Find the line containing "Extract the structured", then output it and every line after it through the end of the listing below, exactly as written.
####################
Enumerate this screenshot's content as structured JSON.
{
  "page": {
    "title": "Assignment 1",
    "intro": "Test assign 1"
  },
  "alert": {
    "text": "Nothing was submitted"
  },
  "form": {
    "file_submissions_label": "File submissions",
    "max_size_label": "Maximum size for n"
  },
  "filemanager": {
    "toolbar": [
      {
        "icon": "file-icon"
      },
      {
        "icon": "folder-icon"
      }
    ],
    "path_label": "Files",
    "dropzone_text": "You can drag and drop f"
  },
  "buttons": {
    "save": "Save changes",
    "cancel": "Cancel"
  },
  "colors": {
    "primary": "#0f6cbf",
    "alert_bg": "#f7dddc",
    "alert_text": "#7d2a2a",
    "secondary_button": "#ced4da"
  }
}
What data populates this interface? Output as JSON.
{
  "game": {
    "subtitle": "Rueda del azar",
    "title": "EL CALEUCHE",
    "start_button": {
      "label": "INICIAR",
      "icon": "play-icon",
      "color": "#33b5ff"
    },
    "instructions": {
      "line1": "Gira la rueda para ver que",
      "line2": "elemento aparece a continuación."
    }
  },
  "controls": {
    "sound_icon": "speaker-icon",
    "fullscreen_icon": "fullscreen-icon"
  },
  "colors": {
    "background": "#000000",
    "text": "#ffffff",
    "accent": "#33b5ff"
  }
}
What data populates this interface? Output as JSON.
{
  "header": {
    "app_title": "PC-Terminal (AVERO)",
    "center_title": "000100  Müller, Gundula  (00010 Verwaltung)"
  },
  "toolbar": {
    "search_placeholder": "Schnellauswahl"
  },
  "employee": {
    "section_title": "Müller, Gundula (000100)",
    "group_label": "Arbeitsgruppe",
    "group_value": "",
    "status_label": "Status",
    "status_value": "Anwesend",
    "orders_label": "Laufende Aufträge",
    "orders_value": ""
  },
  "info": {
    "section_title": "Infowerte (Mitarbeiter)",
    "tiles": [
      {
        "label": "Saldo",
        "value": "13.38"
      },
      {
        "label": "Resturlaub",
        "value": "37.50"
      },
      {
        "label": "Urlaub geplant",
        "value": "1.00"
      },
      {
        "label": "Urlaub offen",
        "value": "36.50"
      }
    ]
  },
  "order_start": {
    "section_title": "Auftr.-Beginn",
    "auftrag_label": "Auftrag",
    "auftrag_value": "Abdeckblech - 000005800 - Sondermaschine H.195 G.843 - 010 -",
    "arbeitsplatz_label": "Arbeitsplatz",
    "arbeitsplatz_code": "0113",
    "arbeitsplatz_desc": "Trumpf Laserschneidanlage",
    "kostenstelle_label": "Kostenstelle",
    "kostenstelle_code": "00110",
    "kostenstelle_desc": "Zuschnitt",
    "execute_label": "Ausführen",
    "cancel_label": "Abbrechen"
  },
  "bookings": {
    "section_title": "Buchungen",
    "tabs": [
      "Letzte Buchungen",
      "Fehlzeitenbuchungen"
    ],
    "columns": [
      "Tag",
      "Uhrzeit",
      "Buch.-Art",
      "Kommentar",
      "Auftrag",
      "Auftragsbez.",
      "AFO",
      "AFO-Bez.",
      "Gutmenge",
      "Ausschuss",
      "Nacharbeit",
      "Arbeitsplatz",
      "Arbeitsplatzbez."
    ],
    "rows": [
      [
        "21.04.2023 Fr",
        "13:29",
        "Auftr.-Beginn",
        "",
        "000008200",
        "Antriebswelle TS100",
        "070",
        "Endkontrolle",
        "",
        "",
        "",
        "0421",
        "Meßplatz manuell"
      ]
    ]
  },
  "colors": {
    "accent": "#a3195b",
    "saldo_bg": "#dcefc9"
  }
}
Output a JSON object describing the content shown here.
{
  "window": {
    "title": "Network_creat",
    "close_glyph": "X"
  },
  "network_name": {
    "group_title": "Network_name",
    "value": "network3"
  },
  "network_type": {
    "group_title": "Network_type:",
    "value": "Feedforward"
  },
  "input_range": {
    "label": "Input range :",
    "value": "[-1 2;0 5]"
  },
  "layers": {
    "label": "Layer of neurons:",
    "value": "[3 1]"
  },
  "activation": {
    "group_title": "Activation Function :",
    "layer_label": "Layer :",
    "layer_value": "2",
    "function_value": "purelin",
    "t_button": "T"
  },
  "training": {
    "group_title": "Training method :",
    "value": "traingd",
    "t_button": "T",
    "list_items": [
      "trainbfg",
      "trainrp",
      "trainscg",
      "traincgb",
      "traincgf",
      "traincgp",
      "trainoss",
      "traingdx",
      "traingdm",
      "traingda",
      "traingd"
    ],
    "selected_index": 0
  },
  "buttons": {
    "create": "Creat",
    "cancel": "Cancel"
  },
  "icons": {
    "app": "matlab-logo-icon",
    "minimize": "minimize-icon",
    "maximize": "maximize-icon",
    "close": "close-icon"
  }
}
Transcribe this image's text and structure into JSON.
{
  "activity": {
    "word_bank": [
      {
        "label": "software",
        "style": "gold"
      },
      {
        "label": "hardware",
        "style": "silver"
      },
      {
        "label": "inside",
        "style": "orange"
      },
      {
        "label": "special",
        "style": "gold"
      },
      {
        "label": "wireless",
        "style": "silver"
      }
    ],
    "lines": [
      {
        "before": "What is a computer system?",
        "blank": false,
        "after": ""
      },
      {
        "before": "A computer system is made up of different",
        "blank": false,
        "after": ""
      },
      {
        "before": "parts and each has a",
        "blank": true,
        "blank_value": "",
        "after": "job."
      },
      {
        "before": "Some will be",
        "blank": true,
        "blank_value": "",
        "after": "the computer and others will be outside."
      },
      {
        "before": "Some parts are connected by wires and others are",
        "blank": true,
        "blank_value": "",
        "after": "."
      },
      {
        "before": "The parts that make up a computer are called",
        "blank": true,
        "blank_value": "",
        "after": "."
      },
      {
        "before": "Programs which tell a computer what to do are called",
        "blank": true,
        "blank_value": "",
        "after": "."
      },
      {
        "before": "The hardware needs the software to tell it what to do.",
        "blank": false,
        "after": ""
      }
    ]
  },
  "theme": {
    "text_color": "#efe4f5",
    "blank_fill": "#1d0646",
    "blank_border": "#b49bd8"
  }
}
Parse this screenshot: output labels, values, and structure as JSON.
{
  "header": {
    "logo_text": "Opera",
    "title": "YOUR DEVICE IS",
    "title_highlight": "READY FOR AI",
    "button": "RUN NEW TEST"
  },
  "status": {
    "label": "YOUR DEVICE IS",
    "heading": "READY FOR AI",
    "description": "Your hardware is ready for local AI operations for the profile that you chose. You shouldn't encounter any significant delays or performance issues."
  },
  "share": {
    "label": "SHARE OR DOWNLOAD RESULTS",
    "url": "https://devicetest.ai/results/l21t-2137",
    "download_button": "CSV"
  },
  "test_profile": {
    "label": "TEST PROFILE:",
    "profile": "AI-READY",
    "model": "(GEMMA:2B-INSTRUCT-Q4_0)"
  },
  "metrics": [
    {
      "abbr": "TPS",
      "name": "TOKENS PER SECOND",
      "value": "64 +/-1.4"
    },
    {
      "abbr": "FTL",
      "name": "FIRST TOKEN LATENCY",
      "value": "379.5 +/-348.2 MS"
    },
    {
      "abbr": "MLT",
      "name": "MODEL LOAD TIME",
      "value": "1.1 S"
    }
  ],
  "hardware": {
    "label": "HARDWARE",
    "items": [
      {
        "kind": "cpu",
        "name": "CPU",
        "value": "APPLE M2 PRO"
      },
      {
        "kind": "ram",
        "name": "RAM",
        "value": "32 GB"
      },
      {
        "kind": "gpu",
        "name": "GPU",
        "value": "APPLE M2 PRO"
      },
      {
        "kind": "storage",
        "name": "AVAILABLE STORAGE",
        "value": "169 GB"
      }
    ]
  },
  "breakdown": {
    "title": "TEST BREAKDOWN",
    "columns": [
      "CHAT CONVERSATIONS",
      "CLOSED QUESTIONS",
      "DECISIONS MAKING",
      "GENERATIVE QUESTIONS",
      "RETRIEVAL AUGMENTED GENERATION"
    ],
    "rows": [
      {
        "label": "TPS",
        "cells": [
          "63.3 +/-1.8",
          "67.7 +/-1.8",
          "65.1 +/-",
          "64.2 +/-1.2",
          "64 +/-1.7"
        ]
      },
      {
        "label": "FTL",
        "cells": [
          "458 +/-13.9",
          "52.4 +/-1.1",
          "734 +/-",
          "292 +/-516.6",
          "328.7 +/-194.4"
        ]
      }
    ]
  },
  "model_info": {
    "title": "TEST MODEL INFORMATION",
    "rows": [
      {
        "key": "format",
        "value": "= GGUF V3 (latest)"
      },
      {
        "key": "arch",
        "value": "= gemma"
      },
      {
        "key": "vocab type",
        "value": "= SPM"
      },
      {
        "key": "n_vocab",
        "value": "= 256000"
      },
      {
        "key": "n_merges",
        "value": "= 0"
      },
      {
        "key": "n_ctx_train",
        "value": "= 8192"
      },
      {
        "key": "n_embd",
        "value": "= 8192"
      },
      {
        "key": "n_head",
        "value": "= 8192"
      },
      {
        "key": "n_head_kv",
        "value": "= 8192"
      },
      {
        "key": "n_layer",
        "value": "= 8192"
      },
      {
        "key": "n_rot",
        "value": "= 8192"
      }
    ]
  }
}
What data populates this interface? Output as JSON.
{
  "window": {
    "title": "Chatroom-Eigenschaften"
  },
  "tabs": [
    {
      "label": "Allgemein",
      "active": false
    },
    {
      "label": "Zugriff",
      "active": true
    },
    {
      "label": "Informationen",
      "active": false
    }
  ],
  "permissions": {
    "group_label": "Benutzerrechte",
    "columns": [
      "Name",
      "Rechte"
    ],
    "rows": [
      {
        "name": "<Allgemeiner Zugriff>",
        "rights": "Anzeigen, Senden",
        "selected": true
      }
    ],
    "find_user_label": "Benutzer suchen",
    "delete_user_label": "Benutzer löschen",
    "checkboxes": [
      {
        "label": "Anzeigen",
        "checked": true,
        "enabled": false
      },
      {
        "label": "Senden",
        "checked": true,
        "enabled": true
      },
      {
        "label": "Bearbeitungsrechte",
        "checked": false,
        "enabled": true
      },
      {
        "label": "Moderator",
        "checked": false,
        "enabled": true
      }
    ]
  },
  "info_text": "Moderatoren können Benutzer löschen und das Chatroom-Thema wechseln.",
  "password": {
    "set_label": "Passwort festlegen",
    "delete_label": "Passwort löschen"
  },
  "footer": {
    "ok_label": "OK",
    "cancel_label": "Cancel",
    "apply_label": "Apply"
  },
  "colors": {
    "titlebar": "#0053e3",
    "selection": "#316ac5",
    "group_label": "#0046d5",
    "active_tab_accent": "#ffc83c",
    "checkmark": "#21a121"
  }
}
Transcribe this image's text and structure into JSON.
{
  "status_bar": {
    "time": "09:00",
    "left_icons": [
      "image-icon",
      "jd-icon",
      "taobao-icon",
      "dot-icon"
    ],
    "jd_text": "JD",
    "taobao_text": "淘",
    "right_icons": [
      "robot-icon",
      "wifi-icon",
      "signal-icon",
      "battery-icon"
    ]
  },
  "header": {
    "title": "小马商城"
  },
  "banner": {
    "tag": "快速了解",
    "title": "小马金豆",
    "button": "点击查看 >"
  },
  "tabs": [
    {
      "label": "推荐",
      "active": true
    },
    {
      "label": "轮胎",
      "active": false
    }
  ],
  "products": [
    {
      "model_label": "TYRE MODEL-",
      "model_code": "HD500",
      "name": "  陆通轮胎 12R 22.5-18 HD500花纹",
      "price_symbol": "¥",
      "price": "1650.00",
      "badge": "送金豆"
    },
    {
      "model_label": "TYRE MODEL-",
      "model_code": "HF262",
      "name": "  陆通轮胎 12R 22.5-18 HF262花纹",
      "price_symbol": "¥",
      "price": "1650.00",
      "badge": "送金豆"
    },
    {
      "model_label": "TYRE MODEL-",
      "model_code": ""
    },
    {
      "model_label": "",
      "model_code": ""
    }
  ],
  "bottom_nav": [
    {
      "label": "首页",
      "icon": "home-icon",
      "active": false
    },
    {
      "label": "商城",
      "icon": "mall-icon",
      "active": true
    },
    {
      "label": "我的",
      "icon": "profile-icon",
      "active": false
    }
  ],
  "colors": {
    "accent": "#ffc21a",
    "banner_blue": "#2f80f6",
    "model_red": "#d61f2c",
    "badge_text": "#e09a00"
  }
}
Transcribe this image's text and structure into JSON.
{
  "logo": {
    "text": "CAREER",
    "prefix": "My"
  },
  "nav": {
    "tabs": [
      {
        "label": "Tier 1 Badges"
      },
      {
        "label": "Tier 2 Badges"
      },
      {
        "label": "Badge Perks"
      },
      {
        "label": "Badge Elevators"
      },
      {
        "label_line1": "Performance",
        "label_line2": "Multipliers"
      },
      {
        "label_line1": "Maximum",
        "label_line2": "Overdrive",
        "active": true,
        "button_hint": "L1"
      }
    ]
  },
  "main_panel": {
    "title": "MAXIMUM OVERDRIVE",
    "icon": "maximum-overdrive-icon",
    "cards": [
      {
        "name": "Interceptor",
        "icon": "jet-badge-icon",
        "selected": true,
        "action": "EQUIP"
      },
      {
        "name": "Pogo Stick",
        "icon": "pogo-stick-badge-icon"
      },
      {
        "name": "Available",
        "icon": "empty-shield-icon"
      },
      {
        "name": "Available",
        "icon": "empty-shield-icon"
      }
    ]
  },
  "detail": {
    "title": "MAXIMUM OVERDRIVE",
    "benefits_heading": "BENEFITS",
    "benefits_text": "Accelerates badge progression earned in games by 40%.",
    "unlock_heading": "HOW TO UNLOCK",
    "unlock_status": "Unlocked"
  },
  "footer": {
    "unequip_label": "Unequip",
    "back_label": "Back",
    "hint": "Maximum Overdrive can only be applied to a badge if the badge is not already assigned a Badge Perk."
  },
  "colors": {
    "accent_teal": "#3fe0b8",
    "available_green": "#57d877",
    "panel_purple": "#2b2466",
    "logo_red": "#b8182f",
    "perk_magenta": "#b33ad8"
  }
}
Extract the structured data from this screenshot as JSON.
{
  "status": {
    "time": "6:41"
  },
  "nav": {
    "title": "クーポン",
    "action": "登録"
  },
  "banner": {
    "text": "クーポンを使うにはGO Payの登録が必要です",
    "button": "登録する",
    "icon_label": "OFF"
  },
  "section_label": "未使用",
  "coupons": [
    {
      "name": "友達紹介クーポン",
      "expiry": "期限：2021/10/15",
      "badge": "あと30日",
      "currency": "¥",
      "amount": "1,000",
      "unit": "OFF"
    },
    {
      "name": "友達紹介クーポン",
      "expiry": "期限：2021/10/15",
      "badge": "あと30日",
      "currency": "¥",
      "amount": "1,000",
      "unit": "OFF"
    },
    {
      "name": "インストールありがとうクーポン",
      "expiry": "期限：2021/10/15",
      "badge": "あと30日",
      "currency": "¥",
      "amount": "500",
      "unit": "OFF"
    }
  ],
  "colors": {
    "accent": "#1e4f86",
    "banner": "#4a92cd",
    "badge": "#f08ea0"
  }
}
####################
[Reply]
Extract the structured data from this screenshot as JSON.
{
  "status": {
    "time": "6:41"
  },
  "nav": {
    "title": "クーポン",
    "action": "登録"
  },
  "banner": {
    "text": "クーポンを使うにはGO Payの登録が必要です",
    "button": "登録する",
    "icon_label": "OFF"
  },
  "section_label": "未使用",
  "coupons": [
    {
      "name": "友達紹介クーポン",
      "expiry": "期限：2021/10/15",
      "badge": "あと30日",
      "currency": "¥",
      "amount": "1,000",
      "unit": "OFF"
    },
    {
      "name": "友達紹介クーポン",
      "expiry": "期限：2021/10/15",
      "badge": "あと30日",
      "currency": "¥",
      "amount": "1,000",
      "unit": "OFF"
    },
    {
      "name": "インストールありがとうクーポン",
      "expiry": "期限：2021/10/15",
      "badge": "あと30日",
      "currency": "¥",
      "amount": "500",
      "unit": "OFF"
    }
  ],
  "colors": {
    "accent": "#1e4f86",
    "banner": "#4a92cd",
    "badge": "#f08ea0"
  }
}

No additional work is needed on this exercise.